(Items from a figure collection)

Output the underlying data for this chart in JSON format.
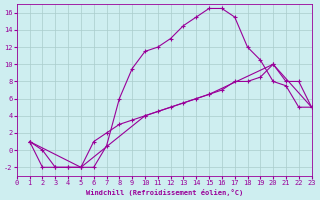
{
  "xlabel": "Windchill (Refroidissement éolien,°C)",
  "background_color": "#ceeef0",
  "grid_color": "#aacccc",
  "line_color": "#990099",
  "xlim": [
    0,
    23
  ],
  "ylim": [
    -3,
    17
  ],
  "xticks": [
    0,
    1,
    2,
    3,
    4,
    5,
    6,
    7,
    8,
    9,
    10,
    11,
    12,
    13,
    14,
    15,
    16,
    17,
    18,
    19,
    20,
    21,
    22,
    23
  ],
  "yticks": [
    -2,
    0,
    2,
    4,
    6,
    8,
    10,
    12,
    14,
    16
  ],
  "series": [
    {
      "x": [
        1,
        2,
        3,
        4,
        5,
        6,
        7,
        8,
        9,
        10,
        11,
        12,
        13,
        14,
        15,
        16,
        17,
        18,
        19,
        20,
        21,
        22,
        23
      ],
      "y": [
        1,
        0,
        -2,
        -2,
        -2,
        -2,
        0.5,
        6,
        9.5,
        11.5,
        12,
        13,
        14.5,
        15.5,
        16.5,
        16.5,
        15.5,
        12,
        10.5,
        8,
        7.5,
        5,
        5
      ]
    },
    {
      "x": [
        1,
        2,
        3,
        4,
        5,
        6,
        7,
        8,
        9,
        10,
        11,
        12,
        13,
        14,
        15,
        16,
        17,
        18,
        19,
        20,
        21,
        22,
        23
      ],
      "y": [
        1,
        -2,
        -2,
        -2,
        -2,
        1,
        2,
        3,
        3.5,
        4,
        4.5,
        5,
        5.5,
        6,
        6.5,
        7,
        8,
        8,
        8.5,
        10,
        8,
        8,
        5
      ]
    },
    {
      "x": [
        1,
        5,
        10,
        15,
        20,
        23
      ],
      "y": [
        1,
        -2,
        4,
        6.5,
        10,
        5
      ]
    }
  ]
}
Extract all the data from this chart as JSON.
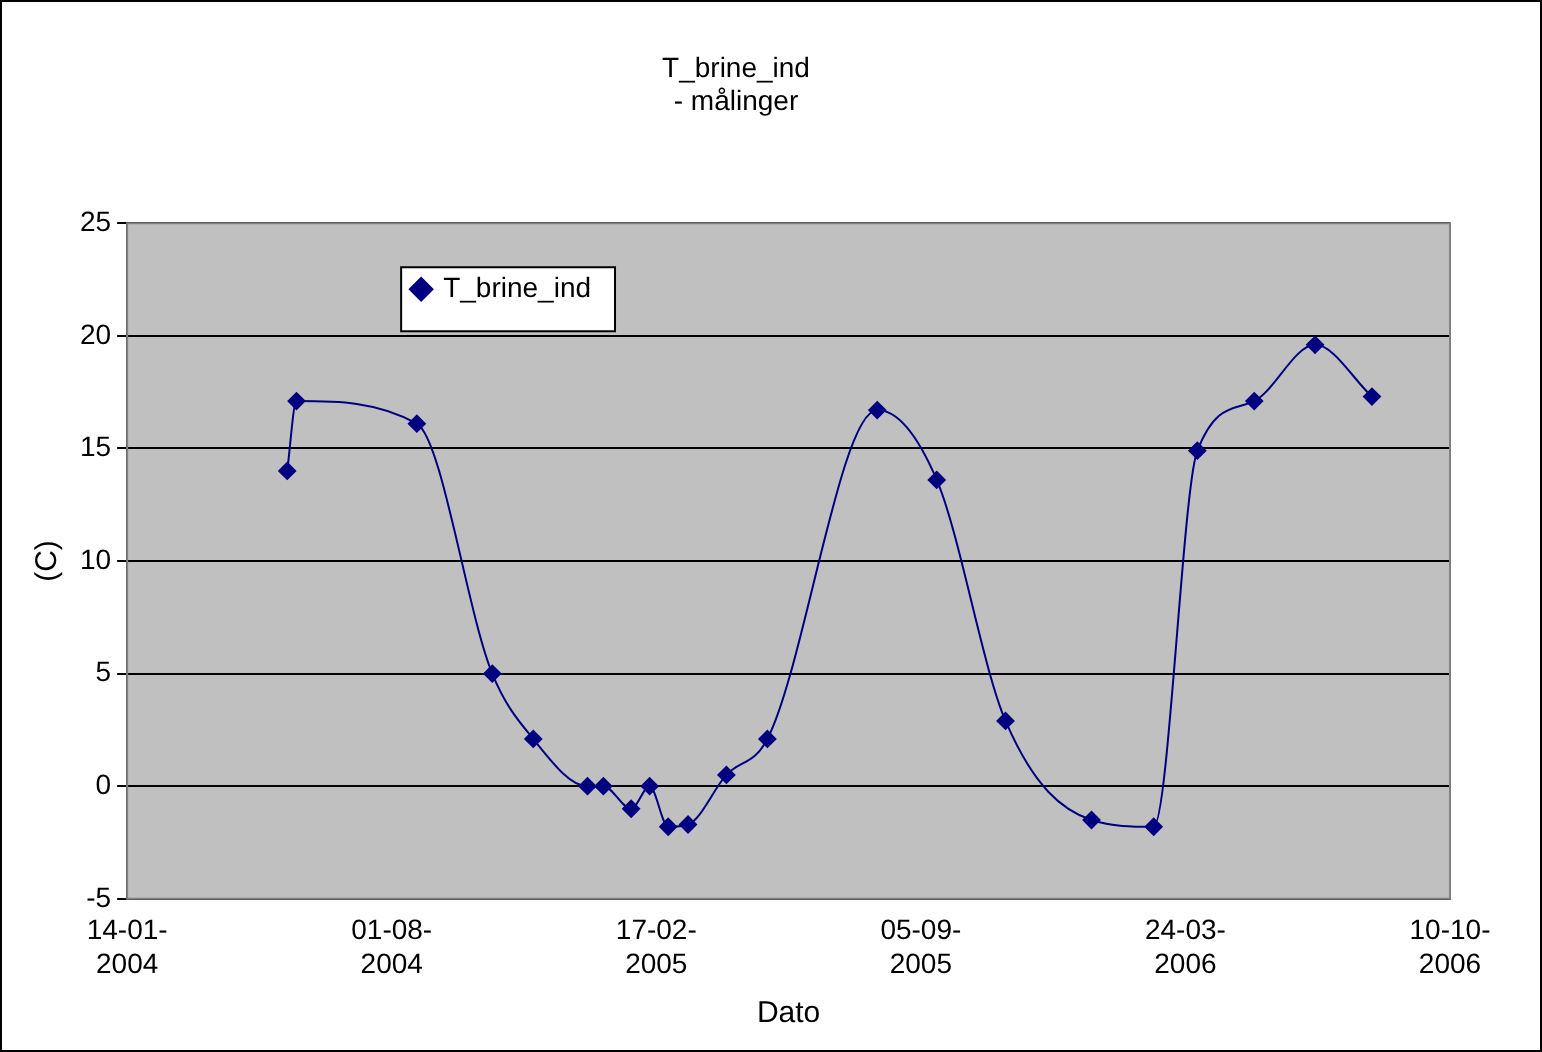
{
  "chart_data": {
    "type": "line",
    "title": "T_brine_ind",
    "subtitle": "- målinger",
    "xlabel": "Dato",
    "ylabel": "(C)",
    "x": [
      "2004-05-14",
      "2004-05-21",
      "2004-08-20",
      "2004-10-16",
      "2004-11-16",
      "2004-12-27",
      "2005-01-08",
      "2005-01-29",
      "2005-02-12",
      "2005-02-26",
      "2005-03-13",
      "2005-04-11",
      "2005-05-12",
      "2005-08-03",
      "2005-09-17",
      "2005-11-08",
      "2006-01-12",
      "2006-02-28",
      "2006-04-02",
      "2006-05-15",
      "2006-06-30",
      "2006-08-12"
    ],
    "series": [
      {
        "name": "T_brine_ind",
        "color": "#000080",
        "values": [
          14,
          17.1,
          16.1,
          5.0,
          2.1,
          0,
          0,
          -1,
          0,
          -1.8,
          -1.7,
          0.5,
          2.1,
          16.7,
          13.6,
          2.9,
          -1.5,
          -1.8,
          14.9,
          17.1,
          19.6,
          17.3
        ]
      }
    ],
    "xlim": [
      "2004-01-14",
      "2006-10-10"
    ],
    "xticks": [
      {
        "value": "2004-01-14",
        "label": "14-01-2004"
      },
      {
        "value": "2004-08-01",
        "label": "01-08-2004"
      },
      {
        "value": "2005-02-17",
        "label": "17-02-2005"
      },
      {
        "value": "2005-09-05",
        "label": "05-09-2005"
      },
      {
        "value": "2006-03-24",
        "label": "24-03-2006"
      },
      {
        "value": "2006-10-10",
        "label": "10-10-2006"
      }
    ],
    "ylim": [
      -5,
      25
    ],
    "yticks": [
      -5,
      0,
      5,
      10,
      15,
      20,
      25
    ],
    "grid": "y",
    "legend": "top left",
    "marker": "diamond",
    "line_style": "solid"
  }
}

» **EXERCISE REQUIREMENTS**: Show the lines where the word "this" appears in the entries.

» **CORRECT ANSWER**:
Output the underlying data for this chart in JSON format.
Extract all the data from this chart as JSON.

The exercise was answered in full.